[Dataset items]
+ + +
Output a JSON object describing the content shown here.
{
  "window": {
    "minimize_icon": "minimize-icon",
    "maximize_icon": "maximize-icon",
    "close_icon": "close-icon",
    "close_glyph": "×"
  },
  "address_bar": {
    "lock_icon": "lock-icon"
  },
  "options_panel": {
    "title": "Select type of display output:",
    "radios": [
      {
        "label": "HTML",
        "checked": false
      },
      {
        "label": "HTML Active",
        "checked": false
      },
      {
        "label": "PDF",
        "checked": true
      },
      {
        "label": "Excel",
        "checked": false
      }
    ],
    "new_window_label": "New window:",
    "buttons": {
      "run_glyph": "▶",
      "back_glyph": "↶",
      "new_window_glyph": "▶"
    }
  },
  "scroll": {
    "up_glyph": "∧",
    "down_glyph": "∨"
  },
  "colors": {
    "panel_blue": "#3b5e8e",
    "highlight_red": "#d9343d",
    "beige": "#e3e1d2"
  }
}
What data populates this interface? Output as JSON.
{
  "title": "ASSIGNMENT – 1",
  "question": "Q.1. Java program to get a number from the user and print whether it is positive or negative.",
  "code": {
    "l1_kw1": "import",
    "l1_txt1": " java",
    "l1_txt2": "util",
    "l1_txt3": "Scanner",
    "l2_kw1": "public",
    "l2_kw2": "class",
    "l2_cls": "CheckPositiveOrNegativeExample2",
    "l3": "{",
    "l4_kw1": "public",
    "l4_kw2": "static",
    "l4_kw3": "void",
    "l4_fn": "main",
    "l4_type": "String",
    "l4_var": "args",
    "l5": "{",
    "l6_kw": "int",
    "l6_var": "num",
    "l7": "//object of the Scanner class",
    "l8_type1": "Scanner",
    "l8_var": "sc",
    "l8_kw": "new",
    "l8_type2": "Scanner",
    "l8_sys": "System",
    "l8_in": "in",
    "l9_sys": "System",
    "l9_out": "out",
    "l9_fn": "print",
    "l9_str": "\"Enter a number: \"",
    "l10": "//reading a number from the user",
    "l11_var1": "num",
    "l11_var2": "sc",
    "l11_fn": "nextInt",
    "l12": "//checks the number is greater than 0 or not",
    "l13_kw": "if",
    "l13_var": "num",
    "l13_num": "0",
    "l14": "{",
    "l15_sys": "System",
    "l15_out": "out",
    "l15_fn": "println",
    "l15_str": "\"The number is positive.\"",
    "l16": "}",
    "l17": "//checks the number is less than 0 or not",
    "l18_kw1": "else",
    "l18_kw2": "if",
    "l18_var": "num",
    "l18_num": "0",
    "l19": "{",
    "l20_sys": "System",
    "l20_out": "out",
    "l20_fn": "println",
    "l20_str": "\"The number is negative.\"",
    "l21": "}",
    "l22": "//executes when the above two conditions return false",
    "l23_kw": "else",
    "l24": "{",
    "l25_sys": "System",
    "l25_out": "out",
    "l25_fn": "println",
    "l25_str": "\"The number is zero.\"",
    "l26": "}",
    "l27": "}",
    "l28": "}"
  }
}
+ + +
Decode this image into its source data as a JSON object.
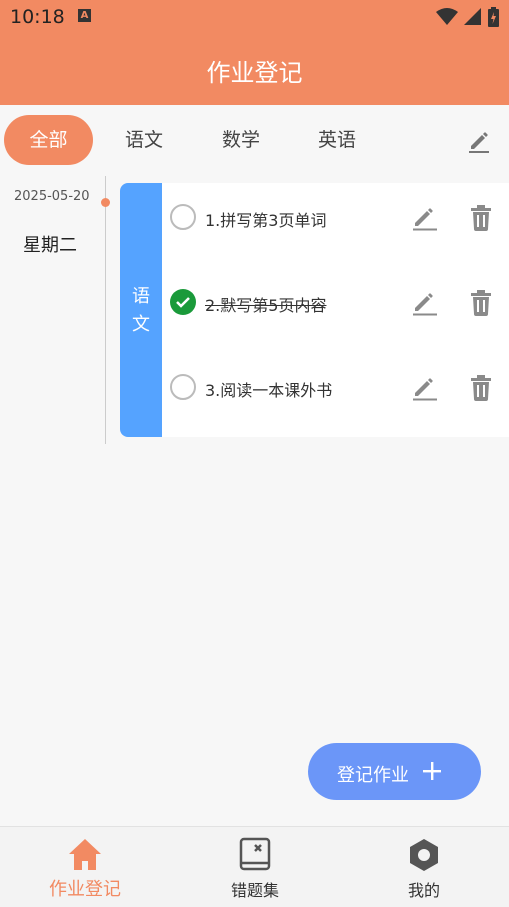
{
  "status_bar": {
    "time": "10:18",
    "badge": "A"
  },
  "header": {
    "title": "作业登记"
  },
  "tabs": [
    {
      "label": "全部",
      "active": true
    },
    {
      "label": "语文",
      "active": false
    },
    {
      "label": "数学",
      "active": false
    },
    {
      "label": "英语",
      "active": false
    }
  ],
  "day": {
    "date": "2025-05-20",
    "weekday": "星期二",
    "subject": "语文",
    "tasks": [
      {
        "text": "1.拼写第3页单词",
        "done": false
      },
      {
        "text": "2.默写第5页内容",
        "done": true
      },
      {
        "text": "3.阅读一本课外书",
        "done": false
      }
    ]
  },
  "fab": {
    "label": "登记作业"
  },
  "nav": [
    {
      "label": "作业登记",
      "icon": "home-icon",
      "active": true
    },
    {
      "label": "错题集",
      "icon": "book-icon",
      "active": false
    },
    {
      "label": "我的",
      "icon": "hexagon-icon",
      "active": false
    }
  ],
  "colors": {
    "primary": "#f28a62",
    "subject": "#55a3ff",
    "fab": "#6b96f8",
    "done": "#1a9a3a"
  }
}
+ + +
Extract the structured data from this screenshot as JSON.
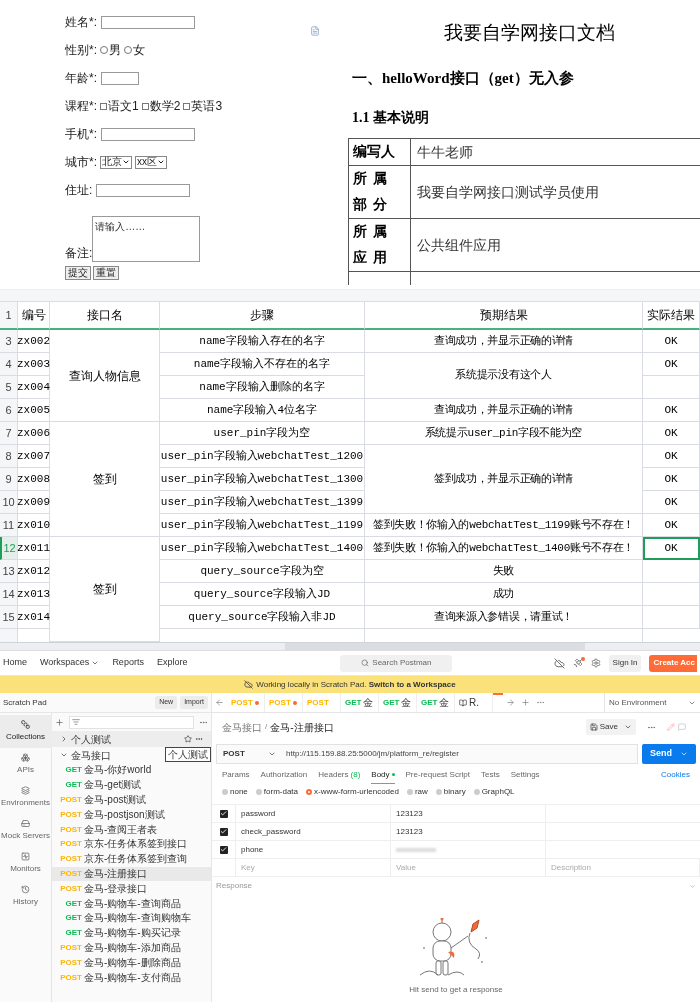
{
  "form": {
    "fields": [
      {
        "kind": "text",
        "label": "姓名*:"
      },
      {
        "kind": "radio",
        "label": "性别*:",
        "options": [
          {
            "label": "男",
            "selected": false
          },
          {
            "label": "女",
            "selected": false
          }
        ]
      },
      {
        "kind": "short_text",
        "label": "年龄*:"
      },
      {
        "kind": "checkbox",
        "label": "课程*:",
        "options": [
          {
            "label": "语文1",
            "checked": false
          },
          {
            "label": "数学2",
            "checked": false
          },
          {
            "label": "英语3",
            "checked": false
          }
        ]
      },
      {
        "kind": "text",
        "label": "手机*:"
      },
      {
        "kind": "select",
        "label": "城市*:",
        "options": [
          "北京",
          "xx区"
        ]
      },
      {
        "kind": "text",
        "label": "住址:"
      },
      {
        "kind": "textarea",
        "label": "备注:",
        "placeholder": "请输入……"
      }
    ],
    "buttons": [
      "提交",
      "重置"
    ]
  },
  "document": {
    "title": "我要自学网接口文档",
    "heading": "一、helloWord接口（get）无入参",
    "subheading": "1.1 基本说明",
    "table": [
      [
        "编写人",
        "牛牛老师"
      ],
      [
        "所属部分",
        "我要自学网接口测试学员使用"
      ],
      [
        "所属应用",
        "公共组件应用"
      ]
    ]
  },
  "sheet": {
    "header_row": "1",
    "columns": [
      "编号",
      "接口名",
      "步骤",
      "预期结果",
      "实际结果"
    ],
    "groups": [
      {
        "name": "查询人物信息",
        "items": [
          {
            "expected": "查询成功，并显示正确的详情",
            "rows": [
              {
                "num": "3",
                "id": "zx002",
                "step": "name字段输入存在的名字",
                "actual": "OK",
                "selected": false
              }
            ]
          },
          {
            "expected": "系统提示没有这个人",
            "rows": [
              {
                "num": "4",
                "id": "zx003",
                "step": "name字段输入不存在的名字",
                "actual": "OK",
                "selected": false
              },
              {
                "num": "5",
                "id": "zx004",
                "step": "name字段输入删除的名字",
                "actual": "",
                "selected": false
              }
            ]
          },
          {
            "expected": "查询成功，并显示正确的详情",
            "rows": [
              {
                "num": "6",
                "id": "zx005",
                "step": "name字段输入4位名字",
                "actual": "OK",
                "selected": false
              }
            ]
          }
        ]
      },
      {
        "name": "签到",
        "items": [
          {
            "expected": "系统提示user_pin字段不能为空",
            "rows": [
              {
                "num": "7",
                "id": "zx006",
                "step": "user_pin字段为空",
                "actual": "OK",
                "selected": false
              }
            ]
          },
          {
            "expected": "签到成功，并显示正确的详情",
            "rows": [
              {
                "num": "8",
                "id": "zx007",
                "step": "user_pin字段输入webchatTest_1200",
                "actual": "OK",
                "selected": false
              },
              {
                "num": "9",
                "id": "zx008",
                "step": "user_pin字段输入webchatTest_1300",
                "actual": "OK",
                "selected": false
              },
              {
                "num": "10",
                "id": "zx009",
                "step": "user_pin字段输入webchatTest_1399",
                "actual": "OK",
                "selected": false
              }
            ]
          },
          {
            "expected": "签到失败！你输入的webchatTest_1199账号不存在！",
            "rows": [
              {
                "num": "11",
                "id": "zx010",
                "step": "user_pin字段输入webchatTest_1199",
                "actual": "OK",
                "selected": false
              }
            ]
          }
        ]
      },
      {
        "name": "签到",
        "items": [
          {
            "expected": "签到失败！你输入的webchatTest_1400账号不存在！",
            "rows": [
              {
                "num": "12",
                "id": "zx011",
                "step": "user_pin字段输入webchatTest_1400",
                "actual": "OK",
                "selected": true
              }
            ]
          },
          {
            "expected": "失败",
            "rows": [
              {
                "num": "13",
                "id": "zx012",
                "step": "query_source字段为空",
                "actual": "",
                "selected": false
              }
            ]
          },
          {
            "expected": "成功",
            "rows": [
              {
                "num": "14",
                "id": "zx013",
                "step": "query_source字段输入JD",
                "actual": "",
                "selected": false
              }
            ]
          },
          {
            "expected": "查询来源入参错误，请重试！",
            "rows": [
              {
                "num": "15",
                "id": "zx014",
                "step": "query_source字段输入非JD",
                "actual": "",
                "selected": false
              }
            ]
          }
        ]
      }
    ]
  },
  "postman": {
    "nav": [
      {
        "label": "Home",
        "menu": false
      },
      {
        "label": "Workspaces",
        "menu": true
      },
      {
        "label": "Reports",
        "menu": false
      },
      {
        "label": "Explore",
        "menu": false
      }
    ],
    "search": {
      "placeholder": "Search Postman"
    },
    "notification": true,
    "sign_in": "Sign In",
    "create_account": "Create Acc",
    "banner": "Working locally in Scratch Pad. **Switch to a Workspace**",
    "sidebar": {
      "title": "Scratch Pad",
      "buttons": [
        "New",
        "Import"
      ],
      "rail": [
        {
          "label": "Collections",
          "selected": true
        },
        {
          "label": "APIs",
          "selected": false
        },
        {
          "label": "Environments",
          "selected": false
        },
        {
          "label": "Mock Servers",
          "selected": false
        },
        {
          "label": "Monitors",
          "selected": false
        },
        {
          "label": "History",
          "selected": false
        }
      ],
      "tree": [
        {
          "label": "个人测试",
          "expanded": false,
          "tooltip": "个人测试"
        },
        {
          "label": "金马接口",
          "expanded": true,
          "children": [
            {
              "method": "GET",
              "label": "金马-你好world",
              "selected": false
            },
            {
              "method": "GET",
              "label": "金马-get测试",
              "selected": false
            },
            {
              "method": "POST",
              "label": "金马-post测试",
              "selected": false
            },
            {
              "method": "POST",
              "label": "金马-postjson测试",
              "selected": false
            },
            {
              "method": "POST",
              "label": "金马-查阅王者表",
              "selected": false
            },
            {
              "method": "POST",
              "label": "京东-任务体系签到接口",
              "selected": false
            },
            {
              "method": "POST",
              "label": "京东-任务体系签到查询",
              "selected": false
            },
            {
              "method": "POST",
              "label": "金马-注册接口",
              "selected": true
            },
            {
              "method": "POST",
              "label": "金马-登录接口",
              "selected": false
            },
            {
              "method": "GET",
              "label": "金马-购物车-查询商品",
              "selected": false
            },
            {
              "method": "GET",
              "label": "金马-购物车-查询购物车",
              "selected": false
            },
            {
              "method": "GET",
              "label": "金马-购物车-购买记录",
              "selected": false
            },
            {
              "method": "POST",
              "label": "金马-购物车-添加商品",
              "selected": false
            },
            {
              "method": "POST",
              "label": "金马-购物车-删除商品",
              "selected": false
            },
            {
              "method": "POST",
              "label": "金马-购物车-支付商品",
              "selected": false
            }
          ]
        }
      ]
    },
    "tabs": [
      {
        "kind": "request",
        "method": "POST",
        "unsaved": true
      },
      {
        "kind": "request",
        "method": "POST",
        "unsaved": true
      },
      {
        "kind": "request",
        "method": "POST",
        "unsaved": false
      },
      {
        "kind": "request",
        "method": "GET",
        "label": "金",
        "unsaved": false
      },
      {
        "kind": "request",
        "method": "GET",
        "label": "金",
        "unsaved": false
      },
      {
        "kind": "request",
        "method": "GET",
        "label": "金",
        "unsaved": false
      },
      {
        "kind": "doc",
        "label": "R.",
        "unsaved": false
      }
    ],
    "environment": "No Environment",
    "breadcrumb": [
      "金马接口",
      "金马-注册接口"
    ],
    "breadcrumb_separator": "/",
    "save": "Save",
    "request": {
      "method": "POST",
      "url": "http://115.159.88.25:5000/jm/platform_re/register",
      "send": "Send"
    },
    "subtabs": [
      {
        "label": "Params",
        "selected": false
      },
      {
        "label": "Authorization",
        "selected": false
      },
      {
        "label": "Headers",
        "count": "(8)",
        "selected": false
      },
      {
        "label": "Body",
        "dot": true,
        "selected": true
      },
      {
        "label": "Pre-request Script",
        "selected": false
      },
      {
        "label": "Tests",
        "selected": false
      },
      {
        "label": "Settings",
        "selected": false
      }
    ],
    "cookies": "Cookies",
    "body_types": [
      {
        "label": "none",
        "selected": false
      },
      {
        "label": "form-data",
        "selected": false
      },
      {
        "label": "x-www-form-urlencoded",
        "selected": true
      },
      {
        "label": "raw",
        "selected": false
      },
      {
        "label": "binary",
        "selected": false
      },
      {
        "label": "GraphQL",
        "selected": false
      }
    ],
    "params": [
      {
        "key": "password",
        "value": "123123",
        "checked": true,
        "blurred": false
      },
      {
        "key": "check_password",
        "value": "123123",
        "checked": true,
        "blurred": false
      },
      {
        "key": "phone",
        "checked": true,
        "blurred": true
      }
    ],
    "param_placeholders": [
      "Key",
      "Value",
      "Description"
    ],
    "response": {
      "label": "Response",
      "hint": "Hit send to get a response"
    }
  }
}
+ + +
# WORK TO DO
Using the material above, copy every line in which the string "this" occurs.

# SOLUTION TO THE PROBLEM
What data populates this interface? Output as JSON.
Decode this image into its source data as a JSON object.
Extract the structured data from this screenshot as JSON.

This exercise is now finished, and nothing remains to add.